* **The exercise**
Search the records that follow and extract every line containing the string "subtitle".

Figure contents as structured data:
::::::::::
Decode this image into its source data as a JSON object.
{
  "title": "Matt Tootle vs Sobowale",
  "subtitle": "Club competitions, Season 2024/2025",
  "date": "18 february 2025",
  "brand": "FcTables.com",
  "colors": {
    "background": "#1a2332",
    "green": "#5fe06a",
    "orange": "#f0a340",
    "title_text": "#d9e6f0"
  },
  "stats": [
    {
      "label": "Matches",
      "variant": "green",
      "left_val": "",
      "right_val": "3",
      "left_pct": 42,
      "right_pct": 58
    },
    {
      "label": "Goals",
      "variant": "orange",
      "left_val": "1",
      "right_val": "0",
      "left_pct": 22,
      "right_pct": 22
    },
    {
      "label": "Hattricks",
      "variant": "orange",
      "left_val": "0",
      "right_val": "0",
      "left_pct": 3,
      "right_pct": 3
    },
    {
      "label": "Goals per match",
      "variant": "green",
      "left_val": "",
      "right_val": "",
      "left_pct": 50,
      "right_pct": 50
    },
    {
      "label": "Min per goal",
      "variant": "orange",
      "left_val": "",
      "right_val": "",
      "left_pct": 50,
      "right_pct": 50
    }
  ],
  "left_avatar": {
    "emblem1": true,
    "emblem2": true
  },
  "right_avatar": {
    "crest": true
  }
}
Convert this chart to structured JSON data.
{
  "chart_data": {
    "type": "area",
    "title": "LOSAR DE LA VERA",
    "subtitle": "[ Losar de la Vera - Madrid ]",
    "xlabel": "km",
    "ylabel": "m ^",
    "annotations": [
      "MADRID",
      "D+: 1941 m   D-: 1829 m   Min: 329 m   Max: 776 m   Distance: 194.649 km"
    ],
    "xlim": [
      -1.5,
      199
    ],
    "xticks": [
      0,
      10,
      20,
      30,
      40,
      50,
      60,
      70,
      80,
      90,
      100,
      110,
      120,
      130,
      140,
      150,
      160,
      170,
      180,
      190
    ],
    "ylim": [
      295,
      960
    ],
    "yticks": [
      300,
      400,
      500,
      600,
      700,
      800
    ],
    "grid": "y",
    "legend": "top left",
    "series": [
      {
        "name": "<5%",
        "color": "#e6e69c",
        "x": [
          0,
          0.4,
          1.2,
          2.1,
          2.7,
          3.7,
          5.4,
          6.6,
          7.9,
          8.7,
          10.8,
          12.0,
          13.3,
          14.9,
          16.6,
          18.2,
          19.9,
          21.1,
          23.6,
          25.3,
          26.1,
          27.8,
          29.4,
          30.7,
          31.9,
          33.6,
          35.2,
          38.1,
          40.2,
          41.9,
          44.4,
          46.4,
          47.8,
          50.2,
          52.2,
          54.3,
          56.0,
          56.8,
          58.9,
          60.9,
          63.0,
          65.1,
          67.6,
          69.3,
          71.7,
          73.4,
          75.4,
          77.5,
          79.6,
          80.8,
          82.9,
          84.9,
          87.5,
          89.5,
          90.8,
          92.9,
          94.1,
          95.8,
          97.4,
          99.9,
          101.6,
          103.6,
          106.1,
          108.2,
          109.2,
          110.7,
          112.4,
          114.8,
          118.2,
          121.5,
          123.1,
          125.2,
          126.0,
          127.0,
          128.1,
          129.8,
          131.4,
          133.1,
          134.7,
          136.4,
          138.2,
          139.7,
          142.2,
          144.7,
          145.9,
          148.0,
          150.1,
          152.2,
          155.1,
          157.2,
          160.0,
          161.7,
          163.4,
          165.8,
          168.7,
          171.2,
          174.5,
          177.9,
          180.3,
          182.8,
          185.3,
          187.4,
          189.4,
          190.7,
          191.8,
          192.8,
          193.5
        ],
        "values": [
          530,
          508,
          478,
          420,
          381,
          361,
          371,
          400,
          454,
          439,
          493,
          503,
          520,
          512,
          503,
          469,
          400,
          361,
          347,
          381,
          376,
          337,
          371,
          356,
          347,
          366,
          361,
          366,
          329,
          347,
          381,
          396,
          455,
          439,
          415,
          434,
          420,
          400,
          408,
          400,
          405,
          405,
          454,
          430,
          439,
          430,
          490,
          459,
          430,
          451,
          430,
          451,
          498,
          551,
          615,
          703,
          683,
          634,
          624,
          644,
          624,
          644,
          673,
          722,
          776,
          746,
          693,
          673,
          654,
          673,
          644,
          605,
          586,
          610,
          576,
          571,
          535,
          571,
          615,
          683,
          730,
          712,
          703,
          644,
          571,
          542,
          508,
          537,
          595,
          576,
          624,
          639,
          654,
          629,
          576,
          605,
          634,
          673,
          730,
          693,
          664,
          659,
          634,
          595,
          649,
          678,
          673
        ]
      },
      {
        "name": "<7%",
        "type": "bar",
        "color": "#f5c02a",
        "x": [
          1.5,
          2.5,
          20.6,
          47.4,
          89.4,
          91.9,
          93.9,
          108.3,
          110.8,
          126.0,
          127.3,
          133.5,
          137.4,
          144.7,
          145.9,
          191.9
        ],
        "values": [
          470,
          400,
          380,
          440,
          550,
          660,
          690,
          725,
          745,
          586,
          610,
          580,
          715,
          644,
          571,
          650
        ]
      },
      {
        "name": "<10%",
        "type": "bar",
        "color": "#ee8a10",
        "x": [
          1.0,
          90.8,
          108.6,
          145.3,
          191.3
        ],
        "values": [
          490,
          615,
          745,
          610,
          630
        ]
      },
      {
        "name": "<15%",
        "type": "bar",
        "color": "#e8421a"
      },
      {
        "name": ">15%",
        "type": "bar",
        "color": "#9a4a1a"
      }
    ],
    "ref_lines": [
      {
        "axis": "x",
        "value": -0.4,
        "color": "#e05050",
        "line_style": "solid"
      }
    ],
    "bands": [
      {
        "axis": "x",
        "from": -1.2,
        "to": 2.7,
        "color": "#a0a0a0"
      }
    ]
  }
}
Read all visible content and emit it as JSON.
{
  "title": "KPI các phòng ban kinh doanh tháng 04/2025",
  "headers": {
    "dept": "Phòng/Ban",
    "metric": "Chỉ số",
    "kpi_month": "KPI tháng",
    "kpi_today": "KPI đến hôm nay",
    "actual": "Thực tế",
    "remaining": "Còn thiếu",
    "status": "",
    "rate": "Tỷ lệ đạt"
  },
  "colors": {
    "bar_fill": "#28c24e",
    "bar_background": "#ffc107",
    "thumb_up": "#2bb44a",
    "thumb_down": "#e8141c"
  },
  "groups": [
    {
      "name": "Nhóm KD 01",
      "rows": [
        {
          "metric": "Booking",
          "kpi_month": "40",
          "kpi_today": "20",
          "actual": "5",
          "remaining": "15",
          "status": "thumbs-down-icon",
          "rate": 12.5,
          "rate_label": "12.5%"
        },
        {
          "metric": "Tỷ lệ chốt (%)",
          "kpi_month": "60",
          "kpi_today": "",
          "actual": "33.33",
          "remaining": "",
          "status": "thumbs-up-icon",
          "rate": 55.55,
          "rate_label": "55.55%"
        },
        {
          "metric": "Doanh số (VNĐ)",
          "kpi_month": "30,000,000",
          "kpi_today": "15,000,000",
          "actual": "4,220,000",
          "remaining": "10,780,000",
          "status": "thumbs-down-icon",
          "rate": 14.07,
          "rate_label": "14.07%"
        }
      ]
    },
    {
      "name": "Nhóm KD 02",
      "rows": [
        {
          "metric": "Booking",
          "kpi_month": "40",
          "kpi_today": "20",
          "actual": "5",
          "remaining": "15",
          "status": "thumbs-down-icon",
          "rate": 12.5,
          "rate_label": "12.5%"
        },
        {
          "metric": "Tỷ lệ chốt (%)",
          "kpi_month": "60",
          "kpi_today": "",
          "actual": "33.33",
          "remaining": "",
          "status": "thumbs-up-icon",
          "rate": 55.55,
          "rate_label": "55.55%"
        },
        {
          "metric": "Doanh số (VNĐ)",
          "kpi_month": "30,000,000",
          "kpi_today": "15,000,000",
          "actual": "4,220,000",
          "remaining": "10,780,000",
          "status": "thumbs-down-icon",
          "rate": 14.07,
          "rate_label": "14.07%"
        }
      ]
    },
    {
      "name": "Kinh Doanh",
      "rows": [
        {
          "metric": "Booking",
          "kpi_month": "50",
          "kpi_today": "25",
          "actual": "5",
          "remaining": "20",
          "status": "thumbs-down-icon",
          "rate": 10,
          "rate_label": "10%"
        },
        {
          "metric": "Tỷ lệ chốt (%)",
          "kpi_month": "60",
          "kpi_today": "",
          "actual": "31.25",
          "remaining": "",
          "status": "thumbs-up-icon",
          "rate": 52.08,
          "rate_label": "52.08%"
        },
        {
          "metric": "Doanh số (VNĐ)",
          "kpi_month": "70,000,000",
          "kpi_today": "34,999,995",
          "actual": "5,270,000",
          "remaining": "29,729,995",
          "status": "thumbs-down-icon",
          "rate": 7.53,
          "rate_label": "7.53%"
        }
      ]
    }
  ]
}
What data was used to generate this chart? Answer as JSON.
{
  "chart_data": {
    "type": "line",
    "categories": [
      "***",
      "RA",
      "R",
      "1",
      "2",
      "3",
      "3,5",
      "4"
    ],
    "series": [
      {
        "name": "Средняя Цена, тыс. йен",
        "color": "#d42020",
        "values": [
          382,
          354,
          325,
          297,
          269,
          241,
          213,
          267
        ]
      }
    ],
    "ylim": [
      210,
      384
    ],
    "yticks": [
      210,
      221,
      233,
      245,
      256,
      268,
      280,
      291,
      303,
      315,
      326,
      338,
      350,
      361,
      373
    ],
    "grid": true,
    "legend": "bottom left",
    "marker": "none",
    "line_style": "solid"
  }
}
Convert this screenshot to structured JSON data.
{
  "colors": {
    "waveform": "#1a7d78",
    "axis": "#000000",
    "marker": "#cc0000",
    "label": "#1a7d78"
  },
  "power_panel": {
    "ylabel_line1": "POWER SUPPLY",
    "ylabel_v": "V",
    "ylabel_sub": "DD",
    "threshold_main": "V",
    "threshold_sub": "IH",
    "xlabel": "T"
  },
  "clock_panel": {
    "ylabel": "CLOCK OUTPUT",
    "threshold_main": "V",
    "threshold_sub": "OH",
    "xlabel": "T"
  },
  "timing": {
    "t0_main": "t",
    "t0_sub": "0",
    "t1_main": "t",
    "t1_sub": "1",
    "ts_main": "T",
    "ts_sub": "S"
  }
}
::::::::::
* **Response below**
  "subtitle": "Club competitions, Season 2024/2025",
    "subtitle": "[ Losar de la Vera - Madrid ]",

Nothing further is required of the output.